» **Directions for this task**
Output all lines exactly, with nothing added or dropped.

» **Records to use**
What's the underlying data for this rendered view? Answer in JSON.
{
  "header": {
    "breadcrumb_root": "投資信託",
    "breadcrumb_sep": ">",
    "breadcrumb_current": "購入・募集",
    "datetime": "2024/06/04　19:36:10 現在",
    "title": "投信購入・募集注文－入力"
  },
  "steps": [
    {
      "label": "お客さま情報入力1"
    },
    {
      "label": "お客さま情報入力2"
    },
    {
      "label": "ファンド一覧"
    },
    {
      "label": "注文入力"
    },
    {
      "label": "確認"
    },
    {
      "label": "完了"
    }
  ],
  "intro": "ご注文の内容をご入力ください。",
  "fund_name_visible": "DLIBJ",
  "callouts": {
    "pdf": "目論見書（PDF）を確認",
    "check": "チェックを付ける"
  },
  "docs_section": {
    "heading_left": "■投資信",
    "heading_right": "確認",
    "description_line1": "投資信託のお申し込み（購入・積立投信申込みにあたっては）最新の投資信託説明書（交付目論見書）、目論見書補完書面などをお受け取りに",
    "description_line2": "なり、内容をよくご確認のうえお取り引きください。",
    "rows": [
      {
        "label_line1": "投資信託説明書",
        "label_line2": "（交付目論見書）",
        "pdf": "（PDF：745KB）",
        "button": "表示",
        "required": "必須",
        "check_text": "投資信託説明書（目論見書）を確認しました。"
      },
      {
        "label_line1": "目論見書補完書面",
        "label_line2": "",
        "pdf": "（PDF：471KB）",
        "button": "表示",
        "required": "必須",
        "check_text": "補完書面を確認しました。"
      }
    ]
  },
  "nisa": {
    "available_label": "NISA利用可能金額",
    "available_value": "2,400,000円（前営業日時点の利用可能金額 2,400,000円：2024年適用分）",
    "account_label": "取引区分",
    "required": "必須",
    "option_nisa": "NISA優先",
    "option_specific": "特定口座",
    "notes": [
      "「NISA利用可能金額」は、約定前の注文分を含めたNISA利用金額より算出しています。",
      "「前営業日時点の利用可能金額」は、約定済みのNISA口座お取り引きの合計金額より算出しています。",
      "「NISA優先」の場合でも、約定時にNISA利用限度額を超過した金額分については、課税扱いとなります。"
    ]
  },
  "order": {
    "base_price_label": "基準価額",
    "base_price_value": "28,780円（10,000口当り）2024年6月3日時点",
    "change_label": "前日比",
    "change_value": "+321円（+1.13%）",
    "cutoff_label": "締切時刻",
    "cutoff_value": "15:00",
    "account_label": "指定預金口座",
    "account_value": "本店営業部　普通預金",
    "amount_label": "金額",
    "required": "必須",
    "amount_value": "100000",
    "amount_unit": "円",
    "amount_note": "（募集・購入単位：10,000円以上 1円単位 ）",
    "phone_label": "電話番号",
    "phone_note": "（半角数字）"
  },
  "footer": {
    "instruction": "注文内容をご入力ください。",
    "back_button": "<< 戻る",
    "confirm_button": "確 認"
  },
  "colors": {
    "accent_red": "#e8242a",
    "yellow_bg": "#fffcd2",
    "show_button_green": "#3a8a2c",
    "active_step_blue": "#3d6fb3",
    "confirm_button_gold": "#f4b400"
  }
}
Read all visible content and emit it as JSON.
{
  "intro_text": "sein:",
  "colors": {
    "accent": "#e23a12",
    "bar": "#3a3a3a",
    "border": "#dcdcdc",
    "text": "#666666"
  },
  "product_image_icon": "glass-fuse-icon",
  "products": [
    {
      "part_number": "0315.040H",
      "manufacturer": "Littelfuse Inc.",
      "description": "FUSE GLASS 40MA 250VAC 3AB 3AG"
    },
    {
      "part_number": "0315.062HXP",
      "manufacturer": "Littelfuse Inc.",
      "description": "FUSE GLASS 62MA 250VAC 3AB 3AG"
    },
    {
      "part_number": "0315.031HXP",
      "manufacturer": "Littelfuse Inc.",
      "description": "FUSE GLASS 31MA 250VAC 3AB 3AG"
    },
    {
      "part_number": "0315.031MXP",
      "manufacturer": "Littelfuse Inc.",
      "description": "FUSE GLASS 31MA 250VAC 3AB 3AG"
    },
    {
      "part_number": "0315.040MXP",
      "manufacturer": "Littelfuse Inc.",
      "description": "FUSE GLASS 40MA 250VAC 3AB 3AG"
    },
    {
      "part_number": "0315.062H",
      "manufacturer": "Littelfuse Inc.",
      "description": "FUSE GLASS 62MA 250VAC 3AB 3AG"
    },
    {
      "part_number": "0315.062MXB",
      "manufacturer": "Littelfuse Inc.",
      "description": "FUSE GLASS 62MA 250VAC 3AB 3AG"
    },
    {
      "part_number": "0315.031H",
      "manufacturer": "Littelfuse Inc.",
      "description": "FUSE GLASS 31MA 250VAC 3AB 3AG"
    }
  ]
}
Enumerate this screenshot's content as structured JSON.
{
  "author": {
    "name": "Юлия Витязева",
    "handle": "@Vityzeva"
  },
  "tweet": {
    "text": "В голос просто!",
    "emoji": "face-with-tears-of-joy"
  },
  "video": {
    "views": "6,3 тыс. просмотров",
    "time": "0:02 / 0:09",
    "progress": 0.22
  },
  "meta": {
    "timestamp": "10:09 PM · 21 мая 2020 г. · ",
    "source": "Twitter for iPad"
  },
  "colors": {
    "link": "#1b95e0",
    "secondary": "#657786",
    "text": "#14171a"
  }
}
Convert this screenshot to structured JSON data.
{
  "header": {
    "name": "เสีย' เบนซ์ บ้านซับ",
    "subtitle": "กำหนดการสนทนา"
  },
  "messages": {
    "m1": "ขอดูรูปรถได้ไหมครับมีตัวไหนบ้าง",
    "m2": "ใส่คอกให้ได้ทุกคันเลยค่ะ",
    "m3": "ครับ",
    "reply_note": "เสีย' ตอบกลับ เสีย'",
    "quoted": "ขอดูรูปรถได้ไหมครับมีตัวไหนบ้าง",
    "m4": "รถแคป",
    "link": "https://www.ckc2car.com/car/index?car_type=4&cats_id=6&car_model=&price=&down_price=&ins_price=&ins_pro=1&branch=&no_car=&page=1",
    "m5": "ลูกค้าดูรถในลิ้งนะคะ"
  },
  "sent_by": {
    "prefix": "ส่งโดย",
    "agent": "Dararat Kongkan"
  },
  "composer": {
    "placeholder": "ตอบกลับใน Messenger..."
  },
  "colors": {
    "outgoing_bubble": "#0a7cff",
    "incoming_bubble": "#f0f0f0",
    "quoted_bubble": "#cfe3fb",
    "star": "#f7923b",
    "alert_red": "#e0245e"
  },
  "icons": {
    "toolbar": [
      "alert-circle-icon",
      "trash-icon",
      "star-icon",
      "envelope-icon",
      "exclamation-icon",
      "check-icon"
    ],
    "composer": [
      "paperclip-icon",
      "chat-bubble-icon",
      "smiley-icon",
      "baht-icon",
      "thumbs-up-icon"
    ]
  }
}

» **Response**
What's the underlying data for this rendered view? Answer in JSON.
{
  "header": {
    "breadcrumb_root": "投資信託",
    "breadcrumb_sep": ">",
    "breadcrumb_current": "購入・募集",
    "datetime": "2024/06/04　19:36:10 現在",
    "title": "投信購入・募集注文－入力"
  },
  "steps": [
    {
      "label": "お客さま情報入力1"
    },
    {
      "label": "お客さま情報入力2"
    },
    {
      "label": "ファンド一覧"
    },
    {
      "label": "注文入力"
    },
    {
      "label": "確認"
    },
    {
      "label": "完了"
    }
  ],
  "intro": "ご注文の内容をご入力ください。",
  "fund_name_visible": "DLIBJ",
  "callouts": {
    "pdf": "目論見書（PDF）を確認",
    "check": "チェックを付ける"
  },
  "docs_section": {
    "heading_left": "■投資信",
    "heading_right": "確認",
    "description_line1": "投資信託のお申し込み（購入・積立投信申込みにあたっては）最新の投資信託説明書（交付目論見書）、目論見書補完書面などをお受け取りに",
    "description_line2": "なり、内容をよくご確認のうえお取り引きください。",
    "rows": [
      {
        "label_line1": "投資信託説明書",
        "label_line2": "（交付目論見書）",
        "pdf": "（PDF：745KB）",
        "button": "表示",
        "required": "必須",
        "check_text": "投資信託説明書（目論見書）を確認しました。"
      },
      {
        "label_line1": "目論見書補完書面",
        "label_line2": "",
        "pdf": "（PDF：471KB）",
        "button": "表示",
        "required": "必須",
        "check_text": "補完書面を確認しました。"
      }
    ]
  },
  "nisa": {
    "available_label": "NISA利用可能金額",
    "available_value": "2,400,000円（前営業日時点の利用可能金額 2,400,000円：2024年適用分）",
    "account_label": "取引区分",
    "required": "必須",
    "option_nisa": "NISA優先",
    "option_specific": "特定口座",
    "notes": [
      "「NISA利用可能金額」は、約定前の注文分を含めたNISA利用金額より算出しています。",
      "「前営業日時点の利用可能金額」は、約定済みのNISA口座お取り引きの合計金額より算出しています。",
      "「NISA優先」の場合でも、約定時にNISA利用限度額を超過した金額分については、課税扱いとなります。"
    ]
  },
  "order": {
    "base_price_label": "基準価額",
    "base_price_value": "28,780円（10,000口当り）2024年6月3日時点",
    "change_label": "前日比",
    "change_value": "+321円（+1.13%）",
    "cutoff_label": "締切時刻",
    "cutoff_value": "15:00",
    "account_label": "指定預金口座",
    "account_value": "本店営業部　普通預金",
    "amount_label": "金額",
    "required": "必須",
    "amount_value": "100000",
    "amount_unit": "円",
    "amount_note": "（募集・購入単位：10,000円以上 1円単位 ）",
    "phone_label": "電話番号",
    "phone_note": "（半角数字）"
  },
  "footer": {
    "instruction": "注文内容をご入力ください。",
    "back_button": "<< 戻る",
    "confirm_button": "確 認"
  },
  "colors": {
    "accent_red": "#e8242a",
    "yellow_bg": "#fffcd2",
    "show_button_green": "#3a8a2c",
    "active_step_blue": "#3d6fb3",
    "confirm_button_gold": "#f4b400"
  }
}
Read all visible content and emit it as JSON.
{
  "intro_text": "sein:",
  "colors": {
    "accent": "#e23a12",
    "bar": "#3a3a3a",
    "border": "#dcdcdc",
    "text": "#666666"
  },
  "product_image_icon": "glass-fuse-icon",
  "products": [
    {
      "part_number": "0315.040H",
      "manufacturer": "Littelfuse Inc.",
      "description": "FUSE GLASS 40MA 250VAC 3AB 3AG"
    },
    {
      "part_number": "0315.062HXP",
      "manufacturer": "Littelfuse Inc.",
      "description": "FUSE GLASS 62MA 250VAC 3AB 3AG"
    },
    {
      "part_number": "0315.031HXP",
      "manufacturer": "Littelfuse Inc.",
      "description": "FUSE GLASS 31MA 250VAC 3AB 3AG"
    },
    {
      "part_number": "0315.031MXP",
      "manufacturer": "Littelfuse Inc.",
      "description": "FUSE GLASS 31MA 250VAC 3AB 3AG"
    },
    {
      "part_number": "0315.040MXP",
      "manufacturer": "Littelfuse Inc.",
      "description": "FUSE GLASS 40MA 250VAC 3AB 3AG"
    },
    {
      "part_number": "0315.062H",
      "manufacturer": "Littelfuse Inc.",
      "description": "FUSE GLASS 62MA 250VAC 3AB 3AG"
    },
    {
      "part_number": "0315.062MXB",
      "manufacturer": "Littelfuse Inc.",
      "description": "FUSE GLASS 62MA 250VAC 3AB 3AG"
    },
    {
      "part_number": "0315.031H",
      "manufacturer": "Littelfuse Inc.",
      "description": "FUSE GLASS 31MA 250VAC 3AB 3AG"
    }
  ]
}
Enumerate this screenshot's content as structured JSON.
{
  "author": {
    "name": "Юлия Витязева",
    "handle": "@Vityzeva"
  },
  "tweet": {
    "text": "В голос просто!",
    "emoji": "face-with-tears-of-joy"
  },
  "video": {
    "views": "6,3 тыс. просмотров",
    "time": "0:02 / 0:09",
    "progress": 0.22
  },
  "meta": {
    "timestamp": "10:09 PM · 21 мая 2020 г. · ",
    "source": "Twitter for iPad"
  },
  "colors": {
    "link": "#1b95e0",
    "secondary": "#657786",
    "text": "#14171a"
  }
}
Convert this screenshot to structured JSON data.
{
  "header": {
    "name": "เสีย' เบนซ์ บ้านซับ",
    "subtitle": "กำหนดการสนทนา"
  },
  "messages": {
    "m1": "ขอดูรูปรถได้ไหมครับมีตัวไหนบ้าง",
    "m2": "ใส่คอกให้ได้ทุกคันเลยค่ะ",
    "m3": "ครับ",
    "reply_note": "เสีย' ตอบกลับ เสีย'",
    "quoted": "ขอดูรูปรถได้ไหมครับมีตัวไหนบ้าง",
    "m4": "รถแคป",
    "link": "https://www.ckc2car.com/car/index?car_type=4&cats_id=6&car_model=&price=&down_price=&ins_price=&ins_pro=1&branch=&no_car=&page=1",
    "m5": "ลูกค้าดูรถในลิ้งนะคะ"
  },
  "sent_by": {
    "prefix": "ส่งโดย",
    "agent": "Dararat Kongkan"
  },
  "composer": {
    "placeholder": "ตอบกลับใน Messenger..."
  },
  "colors": {
    "outgoing_bubble": "#0a7cff",
    "incoming_bubble": "#f0f0f0",
    "quoted_bubble": "#cfe3fb",
    "star": "#f7923b",
    "alert_red": "#e0245e"
  },
  "icons": {
    "toolbar": [
      "alert-circle-icon",
      "trash-icon",
      "star-icon",
      "envelope-icon",
      "exclamation-icon",
      "check-icon"
    ],
    "composer": [
      "paperclip-icon",
      "chat-bubble-icon",
      "smiley-icon",
      "baht-icon",
      "thumbs-up-icon"
    ]
  }
}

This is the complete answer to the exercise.